# WHAT YOU ARE ASKED TO DO
Pictures do not belong in the copy; transcribe everything else in the records exactly.

# RECORD EXCERPTS
* Begin *

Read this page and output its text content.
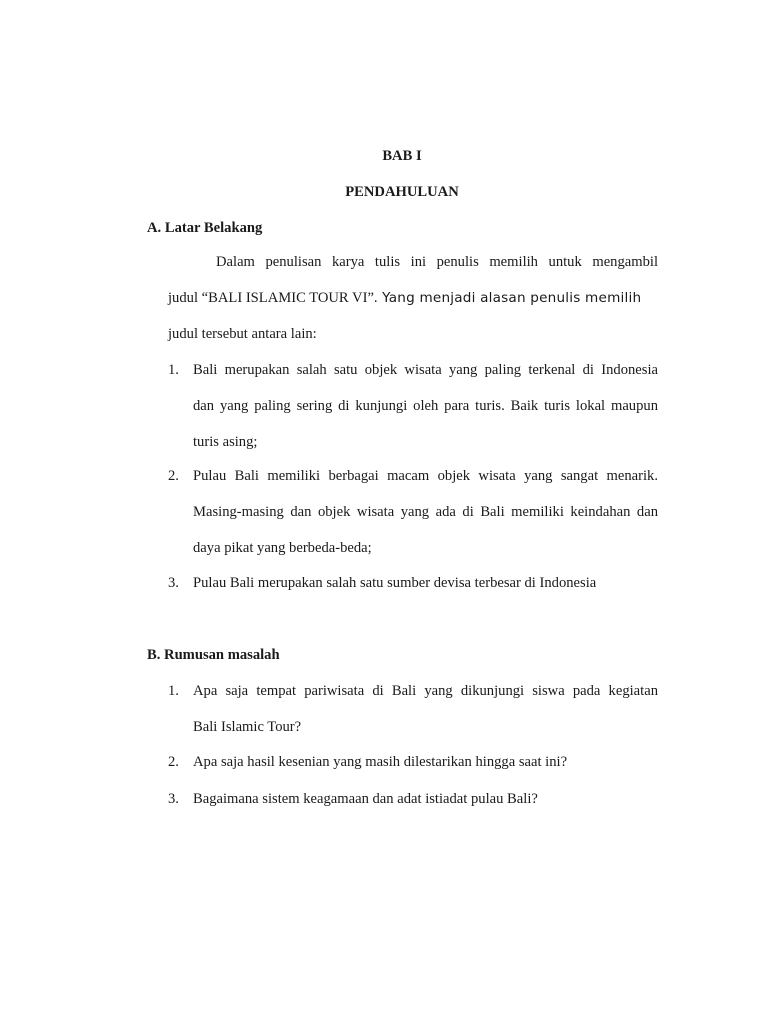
BAB I
PENDAHULUAN
A. Latar Belakang
Dalam penulisan karya tulis ini penulis memilih untuk mengambil
judul “BALI ISLAMIC TOUR VI”. Yang menjadi alasan penulis memilih
judul tersebut antara lain:
1. Bali merupakan salah satu objek wisata yang paling terkenal di Indonesia
dan yang paling sering di kunjungi oleh para turis. Baik turis lokal maupun
turis asing;
2. Pulau Bali memiliki berbagai macam objek wisata yang sangat menarik.
Masing-masing dan objek wisata yang ada di Bali memiliki keindahan dan
daya pikat yang berbeda-beda;
3. Pulau Bali merupakan salah satu sumber devisa terbesar di Indonesia
B. Rumusan masalah
1. Apa saja tempat pariwisata di Bali yang dikunjungi siswa pada kegiatan
Bali Islamic Tour?
2. Apa saja hasil kesenian yang masih dilestarikan hingga saat ini?
3. Bagaimana sistem keagamaan dan adat istiadat pulau Bali?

* End *

# EXERCISE OUTPUT
Read this page and output its text content.
BAB I
PENDAHULUAN
A. Latar Belakang
Dalam penulisan karya tulis ini penulis memilih untuk mengambil
judul “BALI ISLAMIC TOUR VI”. Yang menjadi alasan penulis memilih
judul tersebut antara lain:
1. Bali merupakan salah satu objek wisata yang paling terkenal di Indonesia
dan yang paling sering di kunjungi oleh para turis. Baik turis lokal maupun
turis asing;
2. Pulau Bali memiliki berbagai macam objek wisata yang sangat menarik.
Masing-masing dan objek wisata yang ada di Bali memiliki keindahan dan
daya pikat yang berbeda-beda;
3. Pulau Bali merupakan salah satu sumber devisa terbesar di Indonesia
B. Rumusan masalah
1. Apa saja tempat pariwisata di Bali yang dikunjungi siswa pada kegiatan
Bali Islamic Tour?
2. Apa saja hasil kesenian yang masih dilestarikan hingga saat ini?
3. Bagaimana sistem keagamaan dan adat istiadat pulau Bali?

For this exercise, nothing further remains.